▶ **Task to complete**:
An exact copy of all the data is required, with pictures left out.

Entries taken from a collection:

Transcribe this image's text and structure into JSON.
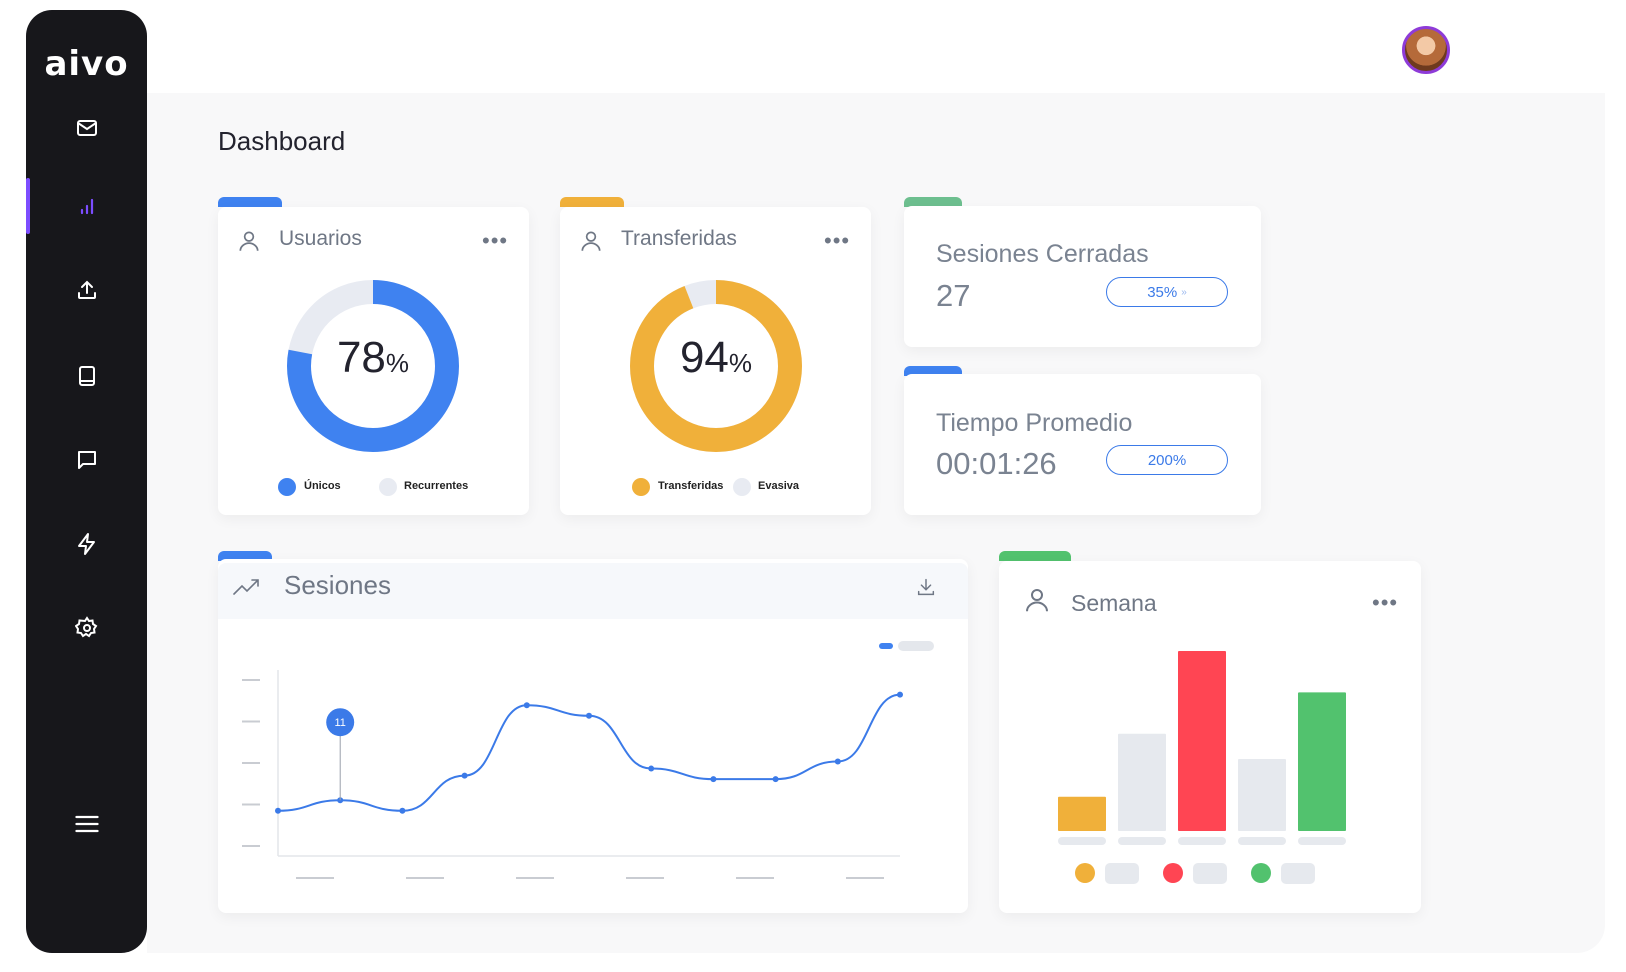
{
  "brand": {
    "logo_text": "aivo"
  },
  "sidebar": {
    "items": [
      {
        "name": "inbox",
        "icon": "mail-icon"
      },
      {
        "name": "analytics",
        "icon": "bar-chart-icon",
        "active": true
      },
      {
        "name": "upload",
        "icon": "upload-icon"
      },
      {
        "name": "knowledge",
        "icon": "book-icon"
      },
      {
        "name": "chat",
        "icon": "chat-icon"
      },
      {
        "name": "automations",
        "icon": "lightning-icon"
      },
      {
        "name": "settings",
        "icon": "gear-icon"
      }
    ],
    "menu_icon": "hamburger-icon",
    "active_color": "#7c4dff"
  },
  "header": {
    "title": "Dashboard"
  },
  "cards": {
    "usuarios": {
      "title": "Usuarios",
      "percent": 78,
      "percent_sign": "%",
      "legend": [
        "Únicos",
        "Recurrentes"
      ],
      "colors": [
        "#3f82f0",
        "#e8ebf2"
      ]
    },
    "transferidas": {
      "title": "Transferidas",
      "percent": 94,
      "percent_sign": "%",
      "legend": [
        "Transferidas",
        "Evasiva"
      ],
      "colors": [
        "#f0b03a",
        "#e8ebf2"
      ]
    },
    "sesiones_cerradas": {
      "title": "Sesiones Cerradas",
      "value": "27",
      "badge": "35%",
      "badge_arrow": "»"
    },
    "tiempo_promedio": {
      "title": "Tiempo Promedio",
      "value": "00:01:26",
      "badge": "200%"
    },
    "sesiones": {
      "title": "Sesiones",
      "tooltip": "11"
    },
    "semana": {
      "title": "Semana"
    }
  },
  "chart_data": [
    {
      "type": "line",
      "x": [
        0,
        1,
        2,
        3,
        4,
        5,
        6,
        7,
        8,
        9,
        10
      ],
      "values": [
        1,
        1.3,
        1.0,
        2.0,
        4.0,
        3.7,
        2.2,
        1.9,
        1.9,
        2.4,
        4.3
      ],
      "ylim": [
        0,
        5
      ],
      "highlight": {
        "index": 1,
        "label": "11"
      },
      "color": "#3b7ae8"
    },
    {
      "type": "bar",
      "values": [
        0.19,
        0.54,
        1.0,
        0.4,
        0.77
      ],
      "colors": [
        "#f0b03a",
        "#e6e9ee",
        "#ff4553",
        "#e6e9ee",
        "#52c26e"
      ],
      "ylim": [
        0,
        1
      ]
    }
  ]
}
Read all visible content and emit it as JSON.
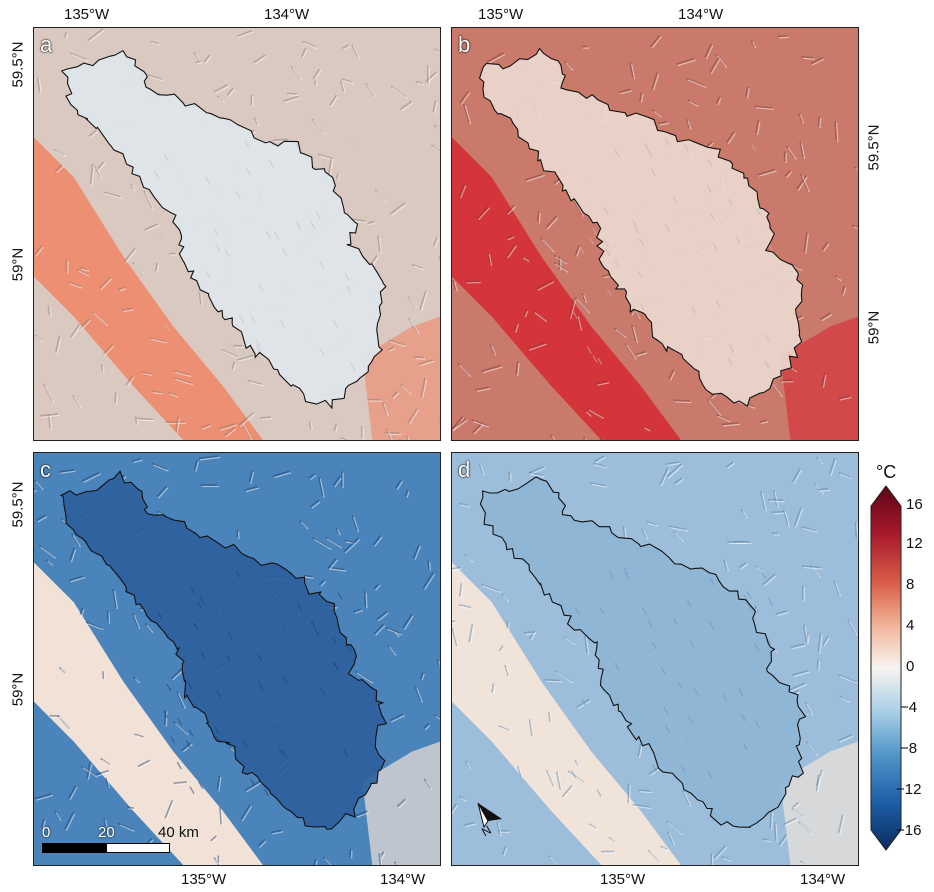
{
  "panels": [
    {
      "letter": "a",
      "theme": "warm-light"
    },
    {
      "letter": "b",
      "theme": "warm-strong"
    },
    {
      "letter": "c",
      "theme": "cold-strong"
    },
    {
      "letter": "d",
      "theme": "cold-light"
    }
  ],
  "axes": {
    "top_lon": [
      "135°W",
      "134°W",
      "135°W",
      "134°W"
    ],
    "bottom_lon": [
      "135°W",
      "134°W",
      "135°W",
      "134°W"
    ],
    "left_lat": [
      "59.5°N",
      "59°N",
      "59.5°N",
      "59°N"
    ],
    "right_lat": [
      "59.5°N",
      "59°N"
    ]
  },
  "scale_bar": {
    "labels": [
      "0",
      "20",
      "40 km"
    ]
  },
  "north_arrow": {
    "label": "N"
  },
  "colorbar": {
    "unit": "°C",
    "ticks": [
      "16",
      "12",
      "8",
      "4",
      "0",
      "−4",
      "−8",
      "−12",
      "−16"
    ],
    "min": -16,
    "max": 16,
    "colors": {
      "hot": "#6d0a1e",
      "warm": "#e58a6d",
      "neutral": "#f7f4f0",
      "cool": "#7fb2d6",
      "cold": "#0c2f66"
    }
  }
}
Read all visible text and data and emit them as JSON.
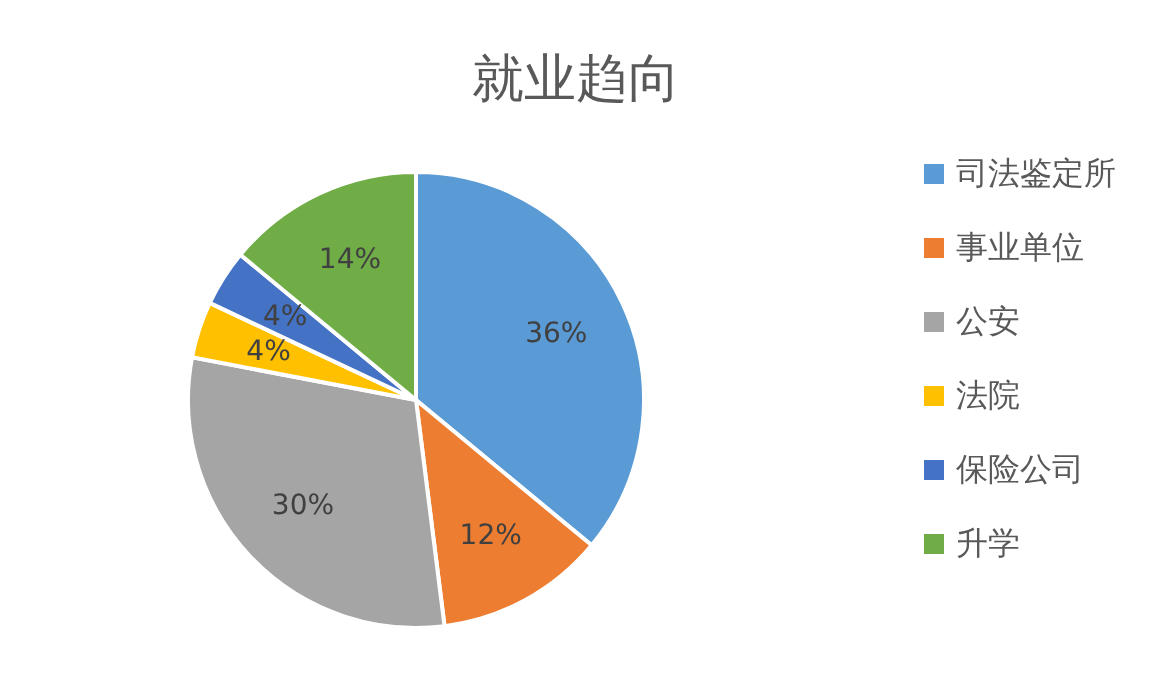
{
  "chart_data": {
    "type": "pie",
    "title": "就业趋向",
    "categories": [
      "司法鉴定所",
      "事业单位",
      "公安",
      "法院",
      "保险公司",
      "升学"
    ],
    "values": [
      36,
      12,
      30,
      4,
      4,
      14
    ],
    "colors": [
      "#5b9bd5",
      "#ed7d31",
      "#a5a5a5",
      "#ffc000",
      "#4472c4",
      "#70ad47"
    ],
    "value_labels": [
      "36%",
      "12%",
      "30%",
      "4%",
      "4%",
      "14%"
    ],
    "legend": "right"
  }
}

▶ **The output**:
Transcribe this image's text and structure into JSON.
{
  "brand": {
    "logo_text": "aivo"
  },
  "sidebar": {
    "items": [
      {
        "name": "inbox",
        "icon": "mail-icon"
      },
      {
        "name": "analytics",
        "icon": "bar-chart-icon",
        "active": true
      },
      {
        "name": "upload",
        "icon": "upload-icon"
      },
      {
        "name": "knowledge",
        "icon": "book-icon"
      },
      {
        "name": "chat",
        "icon": "chat-icon"
      },
      {
        "name": "automations",
        "icon": "lightning-icon"
      },
      {
        "name": "settings",
        "icon": "gear-icon"
      }
    ],
    "menu_icon": "hamburger-icon",
    "active_color": "#7c4dff"
  },
  "header": {
    "title": "Dashboard"
  },
  "cards": {
    "usuarios": {
      "title": "Usuarios",
      "percent": 78,
      "percent_sign": "%",
      "legend": [
        "Únicos",
        "Recurrentes"
      ],
      "colors": [
        "#3f82f0",
        "#e8ebf2"
      ]
    },
    "transferidas": {
      "title": "Transferidas",
      "percent": 94,
      "percent_sign": "%",
      "legend": [
        "Transferidas",
        "Evasiva"
      ],
      "colors": [
        "#f0b03a",
        "#e8ebf2"
      ]
    },
    "sesiones_cerradas": {
      "title": "Sesiones Cerradas",
      "value": "27",
      "badge": "35%",
      "badge_arrow": "»"
    },
    "tiempo_promedio": {
      "title": "Tiempo Promedio",
      "value": "00:01:26",
      "badge": "200%"
    },
    "sesiones": {
      "title": "Sesiones",
      "tooltip": "11"
    },
    "semana": {
      "title": "Semana"
    }
  },
  "chart_data": [
    {
      "type": "line",
      "x": [
        0,
        1,
        2,
        3,
        4,
        5,
        6,
        7,
        8,
        9,
        10
      ],
      "values": [
        1,
        1.3,
        1.0,
        2.0,
        4.0,
        3.7,
        2.2,
        1.9,
        1.9,
        2.4,
        4.3
      ],
      "ylim": [
        0,
        5
      ],
      "highlight": {
        "index": 1,
        "label": "11"
      },
      "color": "#3b7ae8"
    },
    {
      "type": "bar",
      "values": [
        0.19,
        0.54,
        1.0,
        0.4,
        0.77
      ],
      "colors": [
        "#f0b03a",
        "#e6e9ee",
        "#ff4553",
        "#e6e9ee",
        "#52c26e"
      ],
      "ylim": [
        0,
        1
      ]
    }
  ]
}
Read all visible content and emit it as JSON.
{
  "panels": [
    {
      "letter": "a",
      "theme": "warm-light"
    },
    {
      "letter": "b",
      "theme": "warm-strong"
    },
    {
      "letter": "c",
      "theme": "cold-strong"
    },
    {
      "letter": "d",
      "theme": "cold-light"
    }
  ],
  "axes": {
    "top_lon": [
      "135°W",
      "134°W",
      "135°W",
      "134°W"
    ],
    "bottom_lon": [
      "135°W",
      "134°W",
      "135°W",
      "134°W"
    ],
    "left_lat": [
      "59.5°N",
      "59°N",
      "59.5°N",
      "59°N"
    ],
    "right_lat": [
      "59.5°N",
      "59°N"
    ]
  },
  "scale_bar": {
    "labels": [
      "0",
      "20",
      "40 km"
    ]
  },
  "north_arrow": {
    "label": "N"
  },
  "colorbar": {
    "unit": "°C",
    "ticks": [
      "16",
      "12",
      "8",
      "4",
      "0",
      "−4",
      "−8",
      "−12",
      "−16"
    ],
    "min": -16,
    "max": 16,
    "colors": {
      "hot": "#6d0a1e",
      "warm": "#e58a6d",
      "neutral": "#f7f4f0",
      "cool": "#7fb2d6",
      "cold": "#0c2f66"
    }
  }
}
Read all visible text and data and emit them as JSON.
{
  "chart_data": {
    "type": "pie",
    "title": "就业趋向",
    "categories": [
      "司法鉴定所",
      "事业单位",
      "公安",
      "法院",
      "保险公司",
      "升学"
    ],
    "values": [
      36,
      12,
      30,
      4,
      4,
      14
    ],
    "colors": [
      "#5b9bd5",
      "#ed7d31",
      "#a5a5a5",
      "#ffc000",
      "#4472c4",
      "#70ad47"
    ],
    "value_labels": [
      "36%",
      "12%",
      "30%",
      "4%",
      "4%",
      "14%"
    ],
    "legend": "right"
  }
}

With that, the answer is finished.